— start of Given records —

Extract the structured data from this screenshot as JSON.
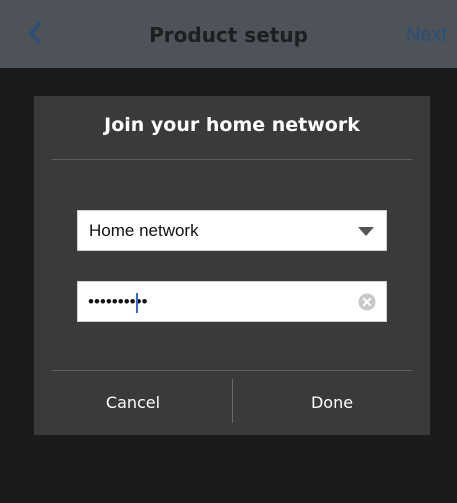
{
  "header": {
    "title": "Product setup",
    "next_label": "Next",
    "back_icon": "chevron-left-icon"
  },
  "dialog": {
    "title": "Join your home network",
    "network": {
      "selected": "Home network",
      "icon": "caret-down-icon"
    },
    "password": {
      "value": "••••••••••",
      "clear_icon": "clear-circle-icon"
    },
    "cancel_label": "Cancel",
    "done_label": "Done"
  },
  "colors": {
    "header_bg": "#4d5358",
    "page_bg": "#1b1b1b",
    "dialog_bg": "#3a3a3a",
    "accent": "#2a4e75",
    "cursor": "#3a67d6"
  }
}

— end of Given records —

Reproduce every line exactly and omit all pictures.

Extract the structured data from this screenshot as JSON.
{
  "header": {
    "title": "Product setup",
    "next_label": "Next",
    "back_icon": "chevron-left-icon"
  },
  "dialog": {
    "title": "Join your home network",
    "network": {
      "selected": "Home network",
      "icon": "caret-down-icon"
    },
    "password": {
      "value": "••••••••••",
      "clear_icon": "clear-circle-icon"
    },
    "cancel_label": "Cancel",
    "done_label": "Done"
  },
  "colors": {
    "header_bg": "#4d5358",
    "page_bg": "#1b1b1b",
    "dialog_bg": "#3a3a3a",
    "accent": "#2a4e75",
    "cursor": "#3a67d6"
  }
}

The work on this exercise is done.